╔══

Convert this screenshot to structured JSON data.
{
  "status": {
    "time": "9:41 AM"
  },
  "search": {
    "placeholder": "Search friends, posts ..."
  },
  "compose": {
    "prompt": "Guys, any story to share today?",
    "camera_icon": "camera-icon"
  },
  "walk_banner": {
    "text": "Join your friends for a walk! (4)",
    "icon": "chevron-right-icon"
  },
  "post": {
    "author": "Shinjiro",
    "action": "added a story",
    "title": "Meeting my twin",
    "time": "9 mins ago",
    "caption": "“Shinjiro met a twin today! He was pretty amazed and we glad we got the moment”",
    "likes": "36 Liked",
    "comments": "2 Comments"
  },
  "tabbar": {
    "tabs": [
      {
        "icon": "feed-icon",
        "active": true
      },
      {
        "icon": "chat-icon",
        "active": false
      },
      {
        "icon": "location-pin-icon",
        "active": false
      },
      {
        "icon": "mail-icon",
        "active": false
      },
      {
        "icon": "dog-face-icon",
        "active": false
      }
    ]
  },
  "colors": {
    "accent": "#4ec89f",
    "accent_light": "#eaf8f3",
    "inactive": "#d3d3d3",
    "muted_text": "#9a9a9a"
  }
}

╚══

▶ _What the task asks_
Recopy the entries above exactly, with every line included.

▶ _Reply_
Convert this screenshot to structured JSON data.
{
  "status": {
    "time": "9:41 AM"
  },
  "search": {
    "placeholder": "Search friends, posts ..."
  },
  "compose": {
    "prompt": "Guys, any story to share today?",
    "camera_icon": "camera-icon"
  },
  "walk_banner": {
    "text": "Join your friends for a walk! (4)",
    "icon": "chevron-right-icon"
  },
  "post": {
    "author": "Shinjiro",
    "action": "added a story",
    "title": "Meeting my twin",
    "time": "9 mins ago",
    "caption": "“Shinjiro met a twin today! He was pretty amazed and we glad we got the moment”",
    "likes": "36 Liked",
    "comments": "2 Comments"
  },
  "tabbar": {
    "tabs": [
      {
        "icon": "feed-icon",
        "active": true
      },
      {
        "icon": "chat-icon",
        "active": false
      },
      {
        "icon": "location-pin-icon",
        "active": false
      },
      {
        "icon": "mail-icon",
        "active": false
      },
      {
        "icon": "dog-face-icon",
        "active": false
      }
    ]
  },
  "colors": {
    "accent": "#4ec89f",
    "accent_light": "#eaf8f3",
    "inactive": "#d3d3d3",
    "muted_text": "#9a9a9a"
  }
}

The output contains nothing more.